## THE REQUEST
Look through the lines below and extract each one that contains "Cold".

## RECORD EXCERPTS
^^^^^^^^

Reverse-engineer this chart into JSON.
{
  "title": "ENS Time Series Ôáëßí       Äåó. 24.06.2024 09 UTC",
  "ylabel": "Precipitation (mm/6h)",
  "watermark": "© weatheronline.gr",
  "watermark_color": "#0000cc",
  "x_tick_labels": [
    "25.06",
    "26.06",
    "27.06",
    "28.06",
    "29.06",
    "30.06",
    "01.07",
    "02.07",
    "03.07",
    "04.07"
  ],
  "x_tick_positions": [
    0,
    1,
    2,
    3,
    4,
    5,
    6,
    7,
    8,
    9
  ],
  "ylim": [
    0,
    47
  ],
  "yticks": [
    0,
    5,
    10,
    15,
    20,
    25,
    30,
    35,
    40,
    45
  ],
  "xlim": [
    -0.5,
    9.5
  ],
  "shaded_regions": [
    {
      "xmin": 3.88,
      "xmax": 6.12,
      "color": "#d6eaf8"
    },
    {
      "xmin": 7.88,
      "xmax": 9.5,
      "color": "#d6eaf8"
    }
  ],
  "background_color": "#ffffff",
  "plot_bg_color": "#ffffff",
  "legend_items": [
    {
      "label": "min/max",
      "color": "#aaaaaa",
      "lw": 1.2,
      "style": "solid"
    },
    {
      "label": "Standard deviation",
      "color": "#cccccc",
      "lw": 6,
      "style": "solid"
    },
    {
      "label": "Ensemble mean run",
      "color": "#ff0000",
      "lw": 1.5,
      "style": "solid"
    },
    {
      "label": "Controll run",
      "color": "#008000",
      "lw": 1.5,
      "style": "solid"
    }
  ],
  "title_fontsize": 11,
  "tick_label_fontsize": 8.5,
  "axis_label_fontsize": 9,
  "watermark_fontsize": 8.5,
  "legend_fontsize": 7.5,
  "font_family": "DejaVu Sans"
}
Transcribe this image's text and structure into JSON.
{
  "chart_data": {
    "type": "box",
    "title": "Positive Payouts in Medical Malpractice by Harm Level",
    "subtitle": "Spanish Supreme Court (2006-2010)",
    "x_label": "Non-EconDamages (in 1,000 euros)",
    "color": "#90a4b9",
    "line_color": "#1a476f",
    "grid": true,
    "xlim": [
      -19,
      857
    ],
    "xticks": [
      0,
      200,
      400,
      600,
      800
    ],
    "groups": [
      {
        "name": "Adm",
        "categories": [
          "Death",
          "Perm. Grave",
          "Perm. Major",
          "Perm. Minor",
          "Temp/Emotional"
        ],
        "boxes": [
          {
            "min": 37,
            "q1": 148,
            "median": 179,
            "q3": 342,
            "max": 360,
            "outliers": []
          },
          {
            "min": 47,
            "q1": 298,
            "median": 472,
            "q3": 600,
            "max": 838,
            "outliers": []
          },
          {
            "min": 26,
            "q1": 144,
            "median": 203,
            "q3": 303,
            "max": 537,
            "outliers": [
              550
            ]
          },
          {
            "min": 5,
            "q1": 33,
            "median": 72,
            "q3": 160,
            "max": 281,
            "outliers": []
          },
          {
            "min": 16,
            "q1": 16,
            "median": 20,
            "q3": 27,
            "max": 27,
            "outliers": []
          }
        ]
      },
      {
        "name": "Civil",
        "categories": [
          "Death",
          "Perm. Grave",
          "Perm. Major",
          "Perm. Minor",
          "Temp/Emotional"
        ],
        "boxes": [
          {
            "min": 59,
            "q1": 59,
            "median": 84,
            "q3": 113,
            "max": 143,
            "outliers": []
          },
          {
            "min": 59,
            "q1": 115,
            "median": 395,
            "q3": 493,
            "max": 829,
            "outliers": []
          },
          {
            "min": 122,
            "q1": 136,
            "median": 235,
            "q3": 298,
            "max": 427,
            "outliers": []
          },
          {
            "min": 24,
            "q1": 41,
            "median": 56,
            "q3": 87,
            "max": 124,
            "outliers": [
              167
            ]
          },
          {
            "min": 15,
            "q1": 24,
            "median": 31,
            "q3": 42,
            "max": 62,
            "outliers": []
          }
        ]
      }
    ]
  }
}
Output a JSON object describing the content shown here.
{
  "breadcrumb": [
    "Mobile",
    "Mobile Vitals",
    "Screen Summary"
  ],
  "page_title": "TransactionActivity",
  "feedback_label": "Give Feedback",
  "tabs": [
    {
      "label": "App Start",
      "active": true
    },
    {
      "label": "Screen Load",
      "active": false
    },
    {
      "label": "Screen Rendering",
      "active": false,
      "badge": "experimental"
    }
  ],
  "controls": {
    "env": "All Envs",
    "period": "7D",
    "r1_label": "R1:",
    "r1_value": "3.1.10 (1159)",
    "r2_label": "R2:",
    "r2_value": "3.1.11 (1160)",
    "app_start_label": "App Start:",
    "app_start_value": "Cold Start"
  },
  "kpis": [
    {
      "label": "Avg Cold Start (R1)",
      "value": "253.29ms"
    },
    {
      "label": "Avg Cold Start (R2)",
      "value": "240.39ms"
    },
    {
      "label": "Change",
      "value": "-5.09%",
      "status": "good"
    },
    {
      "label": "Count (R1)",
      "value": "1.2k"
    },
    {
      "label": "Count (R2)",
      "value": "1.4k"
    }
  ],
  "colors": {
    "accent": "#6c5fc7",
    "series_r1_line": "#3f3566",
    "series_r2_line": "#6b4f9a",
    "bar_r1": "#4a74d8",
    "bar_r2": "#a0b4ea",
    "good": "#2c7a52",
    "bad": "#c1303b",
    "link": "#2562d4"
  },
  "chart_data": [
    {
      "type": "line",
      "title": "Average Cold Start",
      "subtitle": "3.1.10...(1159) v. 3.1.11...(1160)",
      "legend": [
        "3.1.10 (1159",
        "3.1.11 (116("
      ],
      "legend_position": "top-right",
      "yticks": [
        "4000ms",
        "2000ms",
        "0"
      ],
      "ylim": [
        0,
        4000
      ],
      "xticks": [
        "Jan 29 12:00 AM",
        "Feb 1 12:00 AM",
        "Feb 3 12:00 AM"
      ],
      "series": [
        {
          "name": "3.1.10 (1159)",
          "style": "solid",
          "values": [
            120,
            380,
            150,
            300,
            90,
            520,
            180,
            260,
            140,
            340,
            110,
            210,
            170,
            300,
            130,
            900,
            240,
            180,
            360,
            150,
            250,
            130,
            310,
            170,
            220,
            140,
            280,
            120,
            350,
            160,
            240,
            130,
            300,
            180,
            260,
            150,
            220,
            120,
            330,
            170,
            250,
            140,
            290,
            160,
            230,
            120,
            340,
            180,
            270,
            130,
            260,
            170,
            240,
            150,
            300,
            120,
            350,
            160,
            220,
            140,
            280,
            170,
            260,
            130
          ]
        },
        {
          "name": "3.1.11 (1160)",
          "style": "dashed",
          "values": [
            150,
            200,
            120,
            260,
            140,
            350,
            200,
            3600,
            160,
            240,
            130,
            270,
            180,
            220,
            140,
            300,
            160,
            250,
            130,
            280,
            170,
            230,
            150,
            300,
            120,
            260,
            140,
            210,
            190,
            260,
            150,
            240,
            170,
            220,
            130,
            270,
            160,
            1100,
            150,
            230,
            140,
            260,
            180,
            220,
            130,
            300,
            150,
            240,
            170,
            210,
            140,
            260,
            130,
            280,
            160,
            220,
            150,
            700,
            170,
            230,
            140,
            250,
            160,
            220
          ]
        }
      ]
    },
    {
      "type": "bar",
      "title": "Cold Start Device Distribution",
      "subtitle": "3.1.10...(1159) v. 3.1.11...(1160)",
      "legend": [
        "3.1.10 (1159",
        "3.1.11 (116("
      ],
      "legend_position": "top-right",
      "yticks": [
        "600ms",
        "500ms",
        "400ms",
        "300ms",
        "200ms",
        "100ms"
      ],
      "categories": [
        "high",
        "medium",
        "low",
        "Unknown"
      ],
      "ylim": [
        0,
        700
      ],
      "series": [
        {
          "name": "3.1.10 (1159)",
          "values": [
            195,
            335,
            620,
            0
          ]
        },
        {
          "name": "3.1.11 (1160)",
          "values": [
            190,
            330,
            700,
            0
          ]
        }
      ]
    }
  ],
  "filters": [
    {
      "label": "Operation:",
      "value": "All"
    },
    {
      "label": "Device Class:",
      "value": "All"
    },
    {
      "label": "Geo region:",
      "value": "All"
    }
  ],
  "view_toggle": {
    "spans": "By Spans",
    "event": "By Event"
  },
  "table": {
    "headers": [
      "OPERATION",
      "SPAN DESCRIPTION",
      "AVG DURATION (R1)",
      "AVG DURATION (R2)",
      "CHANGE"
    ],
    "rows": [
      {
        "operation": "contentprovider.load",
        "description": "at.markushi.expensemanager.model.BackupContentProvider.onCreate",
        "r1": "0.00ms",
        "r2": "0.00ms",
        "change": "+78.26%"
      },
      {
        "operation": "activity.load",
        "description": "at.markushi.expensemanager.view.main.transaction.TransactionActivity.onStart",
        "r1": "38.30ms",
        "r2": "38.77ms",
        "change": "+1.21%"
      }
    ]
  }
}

^^^^^^^^

## SOLUTION FOR THIS TASK
    "app_start_value": "Cold Start"
      "label": "Avg Cold Start (R1)",
      "label": "Avg Cold Start (R2)",
      "title": "Average Cold Start",
      "title": "Cold Start Device Distribution",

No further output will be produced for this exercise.